--- Collected data ---
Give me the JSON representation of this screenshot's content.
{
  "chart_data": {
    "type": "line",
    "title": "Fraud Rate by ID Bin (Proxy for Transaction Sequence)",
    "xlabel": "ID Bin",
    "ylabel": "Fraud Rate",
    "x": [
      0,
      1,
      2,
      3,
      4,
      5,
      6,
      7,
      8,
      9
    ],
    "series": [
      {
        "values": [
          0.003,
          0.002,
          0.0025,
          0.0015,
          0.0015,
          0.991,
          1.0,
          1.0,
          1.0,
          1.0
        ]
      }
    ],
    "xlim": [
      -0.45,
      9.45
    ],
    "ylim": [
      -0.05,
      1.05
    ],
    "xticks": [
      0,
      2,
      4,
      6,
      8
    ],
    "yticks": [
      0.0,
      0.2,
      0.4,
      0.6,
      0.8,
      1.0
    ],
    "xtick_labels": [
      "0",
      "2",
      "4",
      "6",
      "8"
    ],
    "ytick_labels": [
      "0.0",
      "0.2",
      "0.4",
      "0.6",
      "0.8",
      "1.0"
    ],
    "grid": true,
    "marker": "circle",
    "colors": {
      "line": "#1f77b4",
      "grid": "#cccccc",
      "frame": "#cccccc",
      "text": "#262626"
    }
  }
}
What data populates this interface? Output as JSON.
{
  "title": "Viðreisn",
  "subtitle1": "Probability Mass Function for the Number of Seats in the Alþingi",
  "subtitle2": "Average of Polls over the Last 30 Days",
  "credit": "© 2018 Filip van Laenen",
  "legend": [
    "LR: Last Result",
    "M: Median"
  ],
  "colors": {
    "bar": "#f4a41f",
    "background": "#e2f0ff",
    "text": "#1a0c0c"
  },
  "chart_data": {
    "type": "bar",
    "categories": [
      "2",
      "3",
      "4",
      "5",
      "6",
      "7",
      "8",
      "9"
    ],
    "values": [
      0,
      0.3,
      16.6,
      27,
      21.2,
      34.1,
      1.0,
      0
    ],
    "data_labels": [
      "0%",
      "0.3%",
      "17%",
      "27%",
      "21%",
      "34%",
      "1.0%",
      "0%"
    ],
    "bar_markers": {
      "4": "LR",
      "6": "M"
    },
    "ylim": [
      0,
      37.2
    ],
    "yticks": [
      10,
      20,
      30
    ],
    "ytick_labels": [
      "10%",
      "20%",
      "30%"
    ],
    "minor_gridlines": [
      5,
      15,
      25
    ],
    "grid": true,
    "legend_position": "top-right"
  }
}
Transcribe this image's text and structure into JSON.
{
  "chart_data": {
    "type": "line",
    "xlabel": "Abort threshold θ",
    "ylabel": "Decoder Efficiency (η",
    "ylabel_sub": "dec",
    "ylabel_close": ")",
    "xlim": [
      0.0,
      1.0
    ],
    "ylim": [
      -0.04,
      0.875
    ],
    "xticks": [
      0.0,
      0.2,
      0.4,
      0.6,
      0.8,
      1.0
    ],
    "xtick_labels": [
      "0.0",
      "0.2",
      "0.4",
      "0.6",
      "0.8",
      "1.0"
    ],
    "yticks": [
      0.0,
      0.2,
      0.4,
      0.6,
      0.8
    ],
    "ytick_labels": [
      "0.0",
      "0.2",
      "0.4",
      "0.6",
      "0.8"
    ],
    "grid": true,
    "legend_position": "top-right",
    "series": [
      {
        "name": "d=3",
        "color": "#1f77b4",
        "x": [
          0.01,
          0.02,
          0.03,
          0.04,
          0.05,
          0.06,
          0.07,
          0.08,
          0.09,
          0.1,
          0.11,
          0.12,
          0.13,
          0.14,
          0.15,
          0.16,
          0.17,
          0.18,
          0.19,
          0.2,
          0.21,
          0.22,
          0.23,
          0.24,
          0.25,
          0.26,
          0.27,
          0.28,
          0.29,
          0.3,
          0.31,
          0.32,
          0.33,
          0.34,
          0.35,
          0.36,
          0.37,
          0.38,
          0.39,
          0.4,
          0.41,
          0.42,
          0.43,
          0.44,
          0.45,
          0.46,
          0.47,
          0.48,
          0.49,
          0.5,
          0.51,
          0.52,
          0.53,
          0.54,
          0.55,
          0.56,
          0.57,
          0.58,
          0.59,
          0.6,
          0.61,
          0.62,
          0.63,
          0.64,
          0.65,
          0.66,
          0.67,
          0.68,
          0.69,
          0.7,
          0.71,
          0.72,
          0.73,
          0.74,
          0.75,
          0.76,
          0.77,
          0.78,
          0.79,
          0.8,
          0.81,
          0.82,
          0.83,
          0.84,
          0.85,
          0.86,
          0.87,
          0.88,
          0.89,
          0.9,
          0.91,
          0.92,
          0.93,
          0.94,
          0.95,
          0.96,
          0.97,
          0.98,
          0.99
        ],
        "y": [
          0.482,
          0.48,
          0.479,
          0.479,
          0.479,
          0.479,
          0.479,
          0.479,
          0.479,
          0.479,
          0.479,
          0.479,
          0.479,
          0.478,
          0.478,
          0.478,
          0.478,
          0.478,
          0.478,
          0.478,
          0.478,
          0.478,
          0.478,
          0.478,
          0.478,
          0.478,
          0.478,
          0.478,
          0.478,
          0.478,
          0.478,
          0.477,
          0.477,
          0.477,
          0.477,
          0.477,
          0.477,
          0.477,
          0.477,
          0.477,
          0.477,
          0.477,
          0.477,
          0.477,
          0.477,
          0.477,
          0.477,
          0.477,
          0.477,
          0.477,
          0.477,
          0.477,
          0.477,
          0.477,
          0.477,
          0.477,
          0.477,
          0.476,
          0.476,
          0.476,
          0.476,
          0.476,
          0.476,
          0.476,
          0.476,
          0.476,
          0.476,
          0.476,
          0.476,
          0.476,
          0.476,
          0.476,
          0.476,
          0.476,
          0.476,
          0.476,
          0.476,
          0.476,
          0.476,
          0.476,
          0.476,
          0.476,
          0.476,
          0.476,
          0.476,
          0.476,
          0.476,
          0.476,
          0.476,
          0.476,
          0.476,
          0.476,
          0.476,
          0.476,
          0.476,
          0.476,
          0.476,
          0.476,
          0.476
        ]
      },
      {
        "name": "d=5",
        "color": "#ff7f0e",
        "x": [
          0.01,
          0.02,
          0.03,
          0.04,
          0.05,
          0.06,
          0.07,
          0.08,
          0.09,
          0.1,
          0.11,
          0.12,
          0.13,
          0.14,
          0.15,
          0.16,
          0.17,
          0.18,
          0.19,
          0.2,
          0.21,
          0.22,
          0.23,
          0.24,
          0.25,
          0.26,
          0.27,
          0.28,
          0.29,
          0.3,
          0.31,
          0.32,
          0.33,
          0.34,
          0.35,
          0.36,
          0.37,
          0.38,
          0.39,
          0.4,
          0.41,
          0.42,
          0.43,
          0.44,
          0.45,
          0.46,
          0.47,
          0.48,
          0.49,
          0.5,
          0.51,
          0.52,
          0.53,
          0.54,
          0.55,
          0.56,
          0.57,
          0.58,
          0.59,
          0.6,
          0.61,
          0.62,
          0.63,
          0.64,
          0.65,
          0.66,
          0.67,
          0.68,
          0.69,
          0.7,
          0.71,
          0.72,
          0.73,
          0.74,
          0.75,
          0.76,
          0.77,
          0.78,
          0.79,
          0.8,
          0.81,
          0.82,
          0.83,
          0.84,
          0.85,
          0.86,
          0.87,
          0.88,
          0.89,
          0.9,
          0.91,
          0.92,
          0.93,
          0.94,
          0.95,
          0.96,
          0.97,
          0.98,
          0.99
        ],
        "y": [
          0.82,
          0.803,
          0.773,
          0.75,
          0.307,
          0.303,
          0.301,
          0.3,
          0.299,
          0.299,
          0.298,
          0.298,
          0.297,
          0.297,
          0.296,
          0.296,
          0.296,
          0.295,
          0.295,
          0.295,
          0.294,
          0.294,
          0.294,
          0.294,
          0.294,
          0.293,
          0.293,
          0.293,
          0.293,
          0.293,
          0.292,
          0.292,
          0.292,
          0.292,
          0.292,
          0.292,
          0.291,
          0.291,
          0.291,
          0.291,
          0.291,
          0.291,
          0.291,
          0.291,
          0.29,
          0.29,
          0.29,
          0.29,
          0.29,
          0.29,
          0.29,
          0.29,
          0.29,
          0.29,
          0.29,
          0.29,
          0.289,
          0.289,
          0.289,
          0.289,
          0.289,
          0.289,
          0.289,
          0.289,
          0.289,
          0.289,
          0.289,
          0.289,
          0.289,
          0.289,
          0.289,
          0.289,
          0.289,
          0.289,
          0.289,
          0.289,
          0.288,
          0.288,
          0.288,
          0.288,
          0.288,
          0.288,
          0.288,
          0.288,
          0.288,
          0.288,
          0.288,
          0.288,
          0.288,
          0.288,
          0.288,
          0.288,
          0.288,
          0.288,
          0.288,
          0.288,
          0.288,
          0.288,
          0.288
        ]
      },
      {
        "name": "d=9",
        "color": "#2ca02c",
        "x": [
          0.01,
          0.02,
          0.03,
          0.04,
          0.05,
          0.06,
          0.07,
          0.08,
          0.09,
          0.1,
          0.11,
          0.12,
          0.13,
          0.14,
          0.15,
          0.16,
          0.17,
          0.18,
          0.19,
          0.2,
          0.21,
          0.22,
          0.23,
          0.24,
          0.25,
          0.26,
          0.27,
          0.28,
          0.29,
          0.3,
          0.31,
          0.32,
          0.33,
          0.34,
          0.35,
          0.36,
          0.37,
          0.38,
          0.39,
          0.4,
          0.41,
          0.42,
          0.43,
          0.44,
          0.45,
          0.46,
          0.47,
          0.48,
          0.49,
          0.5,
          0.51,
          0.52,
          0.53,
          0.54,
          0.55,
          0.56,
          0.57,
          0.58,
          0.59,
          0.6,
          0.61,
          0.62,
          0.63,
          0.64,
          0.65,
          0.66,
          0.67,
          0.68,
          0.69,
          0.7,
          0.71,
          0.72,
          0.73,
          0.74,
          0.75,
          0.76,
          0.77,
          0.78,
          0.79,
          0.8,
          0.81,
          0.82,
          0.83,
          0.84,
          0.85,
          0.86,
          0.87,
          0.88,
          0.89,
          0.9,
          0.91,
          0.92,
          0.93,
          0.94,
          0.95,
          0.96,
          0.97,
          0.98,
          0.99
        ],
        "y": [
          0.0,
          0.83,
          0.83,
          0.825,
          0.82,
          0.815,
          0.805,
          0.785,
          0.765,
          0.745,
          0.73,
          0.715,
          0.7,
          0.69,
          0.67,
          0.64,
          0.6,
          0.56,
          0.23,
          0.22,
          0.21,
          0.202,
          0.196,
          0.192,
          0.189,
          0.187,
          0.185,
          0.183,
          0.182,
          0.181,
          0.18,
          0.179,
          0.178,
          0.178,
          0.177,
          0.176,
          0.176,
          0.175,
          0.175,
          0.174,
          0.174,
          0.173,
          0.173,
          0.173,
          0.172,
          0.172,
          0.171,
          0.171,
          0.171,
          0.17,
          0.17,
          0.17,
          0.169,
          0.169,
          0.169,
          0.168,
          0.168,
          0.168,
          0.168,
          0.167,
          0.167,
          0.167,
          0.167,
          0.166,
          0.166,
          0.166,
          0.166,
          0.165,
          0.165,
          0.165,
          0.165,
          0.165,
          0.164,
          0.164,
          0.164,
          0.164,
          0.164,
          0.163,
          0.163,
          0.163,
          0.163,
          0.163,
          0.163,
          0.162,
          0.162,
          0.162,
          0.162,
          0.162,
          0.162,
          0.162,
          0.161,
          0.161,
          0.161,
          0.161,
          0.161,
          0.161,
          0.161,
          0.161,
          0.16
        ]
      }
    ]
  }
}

--- What needs to be done ---
Scan the data for the word "Rate" and copy every line where it shows up.

--- Reply to the task ---
    "title": "Fraud Rate by ID Bin (Proxy for Transaction Sequence)",
    "ylabel": "Fraud Rate",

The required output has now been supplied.